EXERCISE BRIEF: Print the records word for word, starting from the first line and stopping after the line that contains "quantity-cell: 12 (248, 447, 293, 465)", including that line.

INFORMATION SUPPLIED:
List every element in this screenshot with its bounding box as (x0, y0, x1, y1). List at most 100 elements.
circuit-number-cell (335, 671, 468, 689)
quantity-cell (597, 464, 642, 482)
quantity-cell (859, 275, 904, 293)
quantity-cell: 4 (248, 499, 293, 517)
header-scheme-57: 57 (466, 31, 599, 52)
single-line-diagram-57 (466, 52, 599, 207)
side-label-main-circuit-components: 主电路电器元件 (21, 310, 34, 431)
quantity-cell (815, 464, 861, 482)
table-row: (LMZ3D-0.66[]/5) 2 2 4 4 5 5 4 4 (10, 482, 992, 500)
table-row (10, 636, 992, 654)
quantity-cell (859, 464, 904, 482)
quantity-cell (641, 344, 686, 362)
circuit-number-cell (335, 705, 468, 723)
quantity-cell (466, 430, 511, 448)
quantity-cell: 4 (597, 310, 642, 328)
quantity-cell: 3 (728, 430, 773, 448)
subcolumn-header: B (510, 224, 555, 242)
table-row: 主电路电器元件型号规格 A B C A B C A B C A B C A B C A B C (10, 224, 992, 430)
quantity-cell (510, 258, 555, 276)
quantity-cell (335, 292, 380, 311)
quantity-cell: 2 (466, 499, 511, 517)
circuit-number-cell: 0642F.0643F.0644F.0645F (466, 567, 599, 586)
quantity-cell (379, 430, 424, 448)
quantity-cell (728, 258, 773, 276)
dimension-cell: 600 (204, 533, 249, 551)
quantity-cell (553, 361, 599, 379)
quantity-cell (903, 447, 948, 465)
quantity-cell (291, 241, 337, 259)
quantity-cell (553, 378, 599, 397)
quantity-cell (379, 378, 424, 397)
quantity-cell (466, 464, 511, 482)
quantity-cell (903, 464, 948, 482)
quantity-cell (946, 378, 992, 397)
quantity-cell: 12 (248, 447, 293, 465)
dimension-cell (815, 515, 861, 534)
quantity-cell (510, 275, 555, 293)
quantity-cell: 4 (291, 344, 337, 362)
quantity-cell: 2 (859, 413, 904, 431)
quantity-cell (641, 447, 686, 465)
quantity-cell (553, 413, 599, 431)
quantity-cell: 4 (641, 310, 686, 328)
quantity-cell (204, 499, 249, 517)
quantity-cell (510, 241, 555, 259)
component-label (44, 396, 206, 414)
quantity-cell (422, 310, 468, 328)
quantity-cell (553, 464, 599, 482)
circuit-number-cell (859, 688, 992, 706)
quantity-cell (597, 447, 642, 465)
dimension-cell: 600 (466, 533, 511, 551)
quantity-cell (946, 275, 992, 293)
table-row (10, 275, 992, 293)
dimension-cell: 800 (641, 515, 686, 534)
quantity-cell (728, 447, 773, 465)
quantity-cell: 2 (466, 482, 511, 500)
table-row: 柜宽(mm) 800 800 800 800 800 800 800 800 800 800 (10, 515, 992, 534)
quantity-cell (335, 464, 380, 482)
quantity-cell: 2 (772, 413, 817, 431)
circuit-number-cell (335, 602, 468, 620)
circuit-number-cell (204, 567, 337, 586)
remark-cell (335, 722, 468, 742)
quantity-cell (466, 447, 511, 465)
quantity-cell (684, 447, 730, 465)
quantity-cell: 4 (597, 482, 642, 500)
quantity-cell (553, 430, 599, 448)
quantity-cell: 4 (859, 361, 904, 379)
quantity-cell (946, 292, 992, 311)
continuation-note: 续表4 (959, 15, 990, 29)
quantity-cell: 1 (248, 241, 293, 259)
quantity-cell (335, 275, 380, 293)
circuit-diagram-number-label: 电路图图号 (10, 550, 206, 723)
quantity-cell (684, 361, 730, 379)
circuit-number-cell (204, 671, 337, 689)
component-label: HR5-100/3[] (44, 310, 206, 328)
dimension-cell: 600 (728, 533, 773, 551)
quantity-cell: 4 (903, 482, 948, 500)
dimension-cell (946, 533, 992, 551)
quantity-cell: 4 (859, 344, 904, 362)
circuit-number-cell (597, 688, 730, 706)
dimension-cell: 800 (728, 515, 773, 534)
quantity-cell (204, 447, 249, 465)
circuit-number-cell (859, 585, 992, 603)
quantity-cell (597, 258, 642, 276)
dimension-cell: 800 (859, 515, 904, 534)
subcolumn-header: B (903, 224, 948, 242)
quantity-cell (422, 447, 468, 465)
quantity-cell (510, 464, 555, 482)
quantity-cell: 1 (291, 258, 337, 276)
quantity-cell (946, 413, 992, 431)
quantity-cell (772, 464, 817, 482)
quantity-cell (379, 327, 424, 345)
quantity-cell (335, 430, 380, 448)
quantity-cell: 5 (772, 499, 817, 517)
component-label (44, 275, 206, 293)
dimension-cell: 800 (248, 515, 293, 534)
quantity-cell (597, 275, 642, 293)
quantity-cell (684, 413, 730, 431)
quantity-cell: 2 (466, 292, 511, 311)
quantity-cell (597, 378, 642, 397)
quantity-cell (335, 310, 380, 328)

EXPECTED ANSWER:
List every element in this screenshot with its bounding box as (x0, y0, x1, y1). List at most 100 elements.
circuit-number-cell (335, 671, 468, 689)
quantity-cell (597, 464, 642, 482)
quantity-cell (859, 275, 904, 293)
quantity-cell: 4 (248, 499, 293, 517)
header-scheme-57: 57 (466, 31, 599, 52)
single-line-diagram-57 (466, 52, 599, 207)
side-label-main-circuit-components: 主电路电器元件 (21, 310, 34, 431)
quantity-cell (815, 464, 861, 482)
table-row: (LMZ3D-0.66[]/5) 2 2 4 4 5 5 4 4 (10, 482, 992, 500)
table-row (10, 636, 992, 654)
quantity-cell (859, 464, 904, 482)
quantity-cell (641, 344, 686, 362)
circuit-number-cell (335, 705, 468, 723)
quantity-cell (466, 430, 511, 448)
quantity-cell: 4 (597, 310, 642, 328)
quantity-cell: 3 (728, 430, 773, 448)
subcolumn-header: B (510, 224, 555, 242)
table-row: 主电路电器元件型号规格 A B C A B C A B C A B C A B C A B C (10, 224, 992, 430)
quantity-cell (510, 258, 555, 276)
quantity-cell (335, 292, 380, 311)
quantity-cell: 2 (466, 499, 511, 517)
circuit-number-cell: 0642F.0643F.0644F.0645F (466, 567, 599, 586)
quantity-cell (379, 430, 424, 448)
quantity-cell (728, 258, 773, 276)
dimension-cell: 600 (204, 533, 249, 551)
quantity-cell (553, 361, 599, 379)
quantity-cell (903, 447, 948, 465)
quantity-cell (291, 241, 337, 259)
quantity-cell (553, 378, 599, 397)
quantity-cell (379, 378, 424, 397)
quantity-cell (466, 464, 511, 482)
quantity-cell (903, 464, 948, 482)
quantity-cell (946, 378, 992, 397)
quantity-cell: 12 (248, 447, 293, 465)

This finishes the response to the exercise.